[Rows from a figure dataset]
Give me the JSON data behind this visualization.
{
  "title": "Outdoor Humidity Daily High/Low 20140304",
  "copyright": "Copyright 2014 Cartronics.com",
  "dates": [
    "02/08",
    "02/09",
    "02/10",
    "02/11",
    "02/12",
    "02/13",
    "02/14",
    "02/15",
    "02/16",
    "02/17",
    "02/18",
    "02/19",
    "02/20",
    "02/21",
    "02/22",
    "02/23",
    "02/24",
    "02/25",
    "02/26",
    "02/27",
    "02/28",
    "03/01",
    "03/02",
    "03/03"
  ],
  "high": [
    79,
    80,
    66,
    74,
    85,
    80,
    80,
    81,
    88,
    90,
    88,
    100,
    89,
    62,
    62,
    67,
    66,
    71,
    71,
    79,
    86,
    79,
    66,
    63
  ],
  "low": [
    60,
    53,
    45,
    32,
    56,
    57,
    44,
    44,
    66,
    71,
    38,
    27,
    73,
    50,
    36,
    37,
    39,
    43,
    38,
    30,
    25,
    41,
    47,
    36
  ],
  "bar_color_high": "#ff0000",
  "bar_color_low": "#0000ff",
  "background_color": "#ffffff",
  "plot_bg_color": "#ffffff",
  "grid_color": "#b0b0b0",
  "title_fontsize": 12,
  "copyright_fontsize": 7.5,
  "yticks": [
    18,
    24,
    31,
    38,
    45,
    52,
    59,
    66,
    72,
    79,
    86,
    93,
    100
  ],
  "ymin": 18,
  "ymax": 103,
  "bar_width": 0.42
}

→ **Task directions**
Report how many lines contain "ffffff". Give nothing but the number.

→ **Answer to this exercise**
2